*DIRECTIONS FOR THIS TASK*
Arrange the lines as a Markdown table with the columns Row and Entry Line, beginning with the line that contains "Output each element" and continuing through the line that contains "fill-line — [132, 435, 489, 457]". Number each row in order and omit any blank lines.

*Listings of boxed layout items*
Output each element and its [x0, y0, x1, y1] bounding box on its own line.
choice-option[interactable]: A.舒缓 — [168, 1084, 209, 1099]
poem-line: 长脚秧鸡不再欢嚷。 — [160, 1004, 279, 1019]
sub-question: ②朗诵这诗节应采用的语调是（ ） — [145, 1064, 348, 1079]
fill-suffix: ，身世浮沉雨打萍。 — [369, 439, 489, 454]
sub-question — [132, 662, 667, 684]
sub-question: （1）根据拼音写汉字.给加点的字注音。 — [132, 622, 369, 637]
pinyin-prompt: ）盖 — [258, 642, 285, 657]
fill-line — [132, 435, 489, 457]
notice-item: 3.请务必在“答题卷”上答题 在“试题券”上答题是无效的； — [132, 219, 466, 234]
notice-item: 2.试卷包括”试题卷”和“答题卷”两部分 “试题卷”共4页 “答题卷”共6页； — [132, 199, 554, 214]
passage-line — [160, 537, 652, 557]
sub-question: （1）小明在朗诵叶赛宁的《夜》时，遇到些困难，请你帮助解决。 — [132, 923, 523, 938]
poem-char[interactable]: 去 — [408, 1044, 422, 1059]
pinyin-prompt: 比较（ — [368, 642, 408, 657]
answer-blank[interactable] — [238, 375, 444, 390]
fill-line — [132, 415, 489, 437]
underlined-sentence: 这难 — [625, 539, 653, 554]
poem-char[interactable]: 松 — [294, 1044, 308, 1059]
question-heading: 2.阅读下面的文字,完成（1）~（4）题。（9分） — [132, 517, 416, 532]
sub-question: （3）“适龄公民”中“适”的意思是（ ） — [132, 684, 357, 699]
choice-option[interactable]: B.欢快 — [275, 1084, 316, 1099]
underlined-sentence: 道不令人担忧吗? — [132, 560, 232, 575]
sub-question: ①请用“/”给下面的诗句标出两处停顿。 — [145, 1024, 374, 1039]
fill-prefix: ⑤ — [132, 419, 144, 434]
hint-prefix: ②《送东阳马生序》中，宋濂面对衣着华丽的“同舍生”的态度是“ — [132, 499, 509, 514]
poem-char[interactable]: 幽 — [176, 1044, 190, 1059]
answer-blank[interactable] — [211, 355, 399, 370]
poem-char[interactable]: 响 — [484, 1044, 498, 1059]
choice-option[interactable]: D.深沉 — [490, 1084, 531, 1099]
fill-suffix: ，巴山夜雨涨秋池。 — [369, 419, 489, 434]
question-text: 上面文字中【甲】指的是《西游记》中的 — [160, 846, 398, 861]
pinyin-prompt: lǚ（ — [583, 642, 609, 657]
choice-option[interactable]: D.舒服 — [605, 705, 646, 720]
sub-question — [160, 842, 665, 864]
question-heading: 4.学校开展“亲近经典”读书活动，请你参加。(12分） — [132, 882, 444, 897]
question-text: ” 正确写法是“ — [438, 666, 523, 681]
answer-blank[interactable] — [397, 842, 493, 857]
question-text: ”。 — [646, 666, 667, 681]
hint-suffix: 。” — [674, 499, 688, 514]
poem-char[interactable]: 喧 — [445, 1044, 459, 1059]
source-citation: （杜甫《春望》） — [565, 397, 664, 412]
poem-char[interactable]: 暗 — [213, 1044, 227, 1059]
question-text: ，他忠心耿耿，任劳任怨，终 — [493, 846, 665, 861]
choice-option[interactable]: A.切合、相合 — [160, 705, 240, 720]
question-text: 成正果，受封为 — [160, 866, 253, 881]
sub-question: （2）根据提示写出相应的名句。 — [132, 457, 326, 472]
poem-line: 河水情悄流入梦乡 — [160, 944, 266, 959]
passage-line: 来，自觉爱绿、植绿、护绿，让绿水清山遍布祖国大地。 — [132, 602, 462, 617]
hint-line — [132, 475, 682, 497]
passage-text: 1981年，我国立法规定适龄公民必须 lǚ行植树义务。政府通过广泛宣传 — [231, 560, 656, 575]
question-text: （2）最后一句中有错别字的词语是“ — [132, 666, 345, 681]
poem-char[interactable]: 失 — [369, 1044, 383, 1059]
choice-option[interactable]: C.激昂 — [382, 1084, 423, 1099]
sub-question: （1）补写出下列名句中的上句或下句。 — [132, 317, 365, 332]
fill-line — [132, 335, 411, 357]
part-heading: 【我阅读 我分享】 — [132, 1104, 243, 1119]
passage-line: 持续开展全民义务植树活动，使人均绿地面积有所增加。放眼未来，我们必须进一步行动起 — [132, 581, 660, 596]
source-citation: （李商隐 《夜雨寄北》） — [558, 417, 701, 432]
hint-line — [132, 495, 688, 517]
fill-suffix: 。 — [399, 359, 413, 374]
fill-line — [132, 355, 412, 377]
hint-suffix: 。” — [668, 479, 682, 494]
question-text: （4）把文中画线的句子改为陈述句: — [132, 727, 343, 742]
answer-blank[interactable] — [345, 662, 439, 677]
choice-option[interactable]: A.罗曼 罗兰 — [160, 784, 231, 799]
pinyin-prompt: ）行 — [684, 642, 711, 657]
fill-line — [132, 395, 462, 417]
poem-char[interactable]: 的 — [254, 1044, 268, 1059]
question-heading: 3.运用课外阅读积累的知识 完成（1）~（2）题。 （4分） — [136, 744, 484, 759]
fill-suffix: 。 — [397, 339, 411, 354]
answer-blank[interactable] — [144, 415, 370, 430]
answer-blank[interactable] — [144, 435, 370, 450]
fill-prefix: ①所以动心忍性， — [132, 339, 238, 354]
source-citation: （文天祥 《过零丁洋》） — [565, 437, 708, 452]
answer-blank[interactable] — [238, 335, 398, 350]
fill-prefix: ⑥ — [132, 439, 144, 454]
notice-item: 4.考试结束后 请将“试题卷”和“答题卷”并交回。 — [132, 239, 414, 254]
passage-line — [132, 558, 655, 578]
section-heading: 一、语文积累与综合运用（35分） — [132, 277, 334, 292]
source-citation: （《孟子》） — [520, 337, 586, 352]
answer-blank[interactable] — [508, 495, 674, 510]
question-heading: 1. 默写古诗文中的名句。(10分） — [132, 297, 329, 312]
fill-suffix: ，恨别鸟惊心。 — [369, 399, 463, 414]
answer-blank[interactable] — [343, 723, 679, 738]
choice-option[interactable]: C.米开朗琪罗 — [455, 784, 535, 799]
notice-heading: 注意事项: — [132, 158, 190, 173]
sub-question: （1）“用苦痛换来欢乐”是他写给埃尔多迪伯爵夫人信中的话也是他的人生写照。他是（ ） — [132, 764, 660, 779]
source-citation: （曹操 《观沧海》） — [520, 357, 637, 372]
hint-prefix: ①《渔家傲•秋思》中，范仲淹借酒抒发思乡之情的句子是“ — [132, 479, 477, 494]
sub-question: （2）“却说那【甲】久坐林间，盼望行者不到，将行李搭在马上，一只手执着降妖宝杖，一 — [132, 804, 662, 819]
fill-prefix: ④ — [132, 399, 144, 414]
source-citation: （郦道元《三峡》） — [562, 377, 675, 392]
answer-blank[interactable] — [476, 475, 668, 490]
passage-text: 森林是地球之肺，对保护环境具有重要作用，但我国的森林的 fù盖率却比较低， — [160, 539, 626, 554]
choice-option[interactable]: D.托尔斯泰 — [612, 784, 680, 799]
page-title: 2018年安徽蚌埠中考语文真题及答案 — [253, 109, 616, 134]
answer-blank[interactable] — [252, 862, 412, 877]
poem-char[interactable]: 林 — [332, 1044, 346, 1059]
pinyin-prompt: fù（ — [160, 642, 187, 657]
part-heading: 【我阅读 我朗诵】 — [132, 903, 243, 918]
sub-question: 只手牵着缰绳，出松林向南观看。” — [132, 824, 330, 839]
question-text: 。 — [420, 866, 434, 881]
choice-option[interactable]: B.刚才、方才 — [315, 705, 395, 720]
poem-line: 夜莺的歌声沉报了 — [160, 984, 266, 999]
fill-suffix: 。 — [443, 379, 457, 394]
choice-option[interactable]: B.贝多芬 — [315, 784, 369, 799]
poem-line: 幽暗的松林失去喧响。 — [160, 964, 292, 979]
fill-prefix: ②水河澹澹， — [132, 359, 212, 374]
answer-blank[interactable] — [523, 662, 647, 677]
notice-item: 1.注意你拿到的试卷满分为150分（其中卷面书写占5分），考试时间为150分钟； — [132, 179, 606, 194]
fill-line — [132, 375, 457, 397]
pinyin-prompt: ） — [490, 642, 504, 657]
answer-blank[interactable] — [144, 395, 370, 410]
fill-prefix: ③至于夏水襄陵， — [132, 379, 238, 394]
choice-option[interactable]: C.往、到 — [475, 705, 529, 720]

...

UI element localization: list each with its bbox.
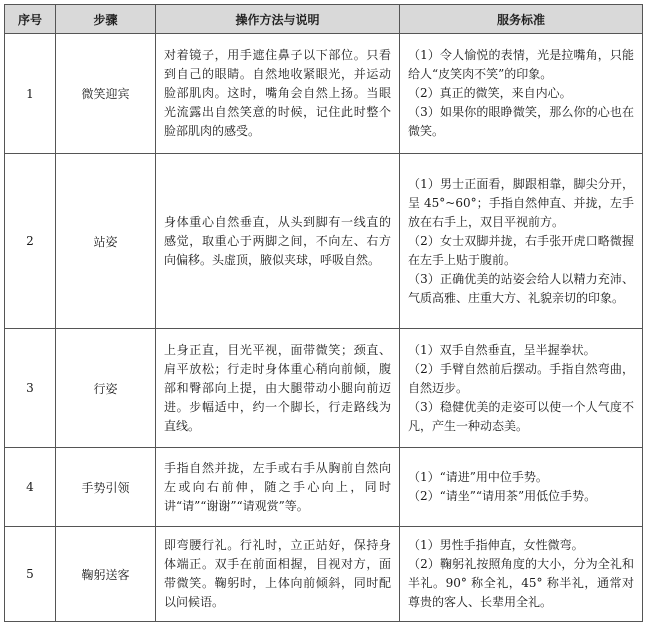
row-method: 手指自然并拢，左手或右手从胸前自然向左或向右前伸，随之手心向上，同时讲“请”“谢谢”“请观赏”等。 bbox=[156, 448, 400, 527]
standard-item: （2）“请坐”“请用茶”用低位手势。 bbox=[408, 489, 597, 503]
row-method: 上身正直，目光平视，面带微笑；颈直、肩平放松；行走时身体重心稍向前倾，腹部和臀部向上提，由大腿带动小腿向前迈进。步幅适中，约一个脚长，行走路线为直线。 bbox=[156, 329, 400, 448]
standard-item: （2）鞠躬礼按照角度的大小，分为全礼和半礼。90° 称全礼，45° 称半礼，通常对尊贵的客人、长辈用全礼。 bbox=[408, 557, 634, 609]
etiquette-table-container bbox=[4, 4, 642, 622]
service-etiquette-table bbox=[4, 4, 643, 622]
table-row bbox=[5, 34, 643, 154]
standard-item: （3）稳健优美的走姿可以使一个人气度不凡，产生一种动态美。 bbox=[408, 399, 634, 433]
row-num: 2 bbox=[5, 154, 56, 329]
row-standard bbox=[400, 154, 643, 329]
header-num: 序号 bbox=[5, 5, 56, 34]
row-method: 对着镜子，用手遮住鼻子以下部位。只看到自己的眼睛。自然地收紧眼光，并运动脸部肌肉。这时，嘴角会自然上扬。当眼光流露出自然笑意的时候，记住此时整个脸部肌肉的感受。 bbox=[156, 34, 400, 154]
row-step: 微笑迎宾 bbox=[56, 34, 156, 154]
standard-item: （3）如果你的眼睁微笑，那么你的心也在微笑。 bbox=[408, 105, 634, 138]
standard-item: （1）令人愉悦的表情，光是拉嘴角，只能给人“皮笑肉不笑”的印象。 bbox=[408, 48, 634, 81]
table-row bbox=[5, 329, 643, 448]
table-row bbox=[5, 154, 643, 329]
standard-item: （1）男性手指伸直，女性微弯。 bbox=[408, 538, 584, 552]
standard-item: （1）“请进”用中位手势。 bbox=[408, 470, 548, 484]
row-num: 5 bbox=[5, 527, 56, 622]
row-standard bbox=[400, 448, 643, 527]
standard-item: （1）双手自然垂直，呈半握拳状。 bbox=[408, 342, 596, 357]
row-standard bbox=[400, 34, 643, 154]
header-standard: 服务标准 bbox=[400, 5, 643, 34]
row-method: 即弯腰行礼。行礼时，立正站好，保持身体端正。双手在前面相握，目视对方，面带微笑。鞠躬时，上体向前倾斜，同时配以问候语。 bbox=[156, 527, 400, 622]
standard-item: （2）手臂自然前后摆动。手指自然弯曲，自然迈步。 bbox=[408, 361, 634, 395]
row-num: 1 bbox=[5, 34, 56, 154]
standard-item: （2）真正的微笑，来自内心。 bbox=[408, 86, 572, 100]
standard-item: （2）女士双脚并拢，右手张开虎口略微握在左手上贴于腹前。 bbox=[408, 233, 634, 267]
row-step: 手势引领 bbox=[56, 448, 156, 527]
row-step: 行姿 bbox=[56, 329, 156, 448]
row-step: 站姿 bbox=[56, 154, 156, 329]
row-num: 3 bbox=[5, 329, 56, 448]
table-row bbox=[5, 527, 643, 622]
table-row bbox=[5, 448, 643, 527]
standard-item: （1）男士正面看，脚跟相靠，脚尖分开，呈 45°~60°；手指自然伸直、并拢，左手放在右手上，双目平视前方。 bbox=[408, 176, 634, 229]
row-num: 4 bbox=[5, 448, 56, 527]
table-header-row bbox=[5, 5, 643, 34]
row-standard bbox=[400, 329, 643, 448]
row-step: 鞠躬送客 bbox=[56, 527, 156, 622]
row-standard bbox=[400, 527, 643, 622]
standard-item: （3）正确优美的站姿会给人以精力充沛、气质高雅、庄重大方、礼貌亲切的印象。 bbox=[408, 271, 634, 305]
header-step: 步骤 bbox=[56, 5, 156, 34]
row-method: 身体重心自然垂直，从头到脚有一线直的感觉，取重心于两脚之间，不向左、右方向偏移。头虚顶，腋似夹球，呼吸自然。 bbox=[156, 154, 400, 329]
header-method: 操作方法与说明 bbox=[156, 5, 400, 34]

*RESPONSE*
| Row | Entry Line |
|---|---|
| 1 | Output each element and its [x0, y0, x1, y1] bounding box on its own line. |
| 2 | choice-option[interactable]: A.舒缓 — [168, 1084, 209, 1099] |
| 3 | poem-line: 长脚秧鸡不再欢嚷。 — [160, 1004, 279, 1019] |
| 4 | sub-question: ②朗诵这诗节应采用的语调是（ ） — [145, 1064, 348, 1079] |
| 5 | fill-suffix: ，身世浮沉雨打萍。 — [369, 439, 489, 454] |
| 6 | sub-question — [132, 662, 667, 684] |
| 7 | sub-question: （1）根据拼音写汉字.给加点的字注音。 — [132, 622, 369, 637] |
| 8 | pinyin-prompt: ）盖 — [258, 642, 285, 657] |
| 9 | fill-line — [132, 435, 489, 457] |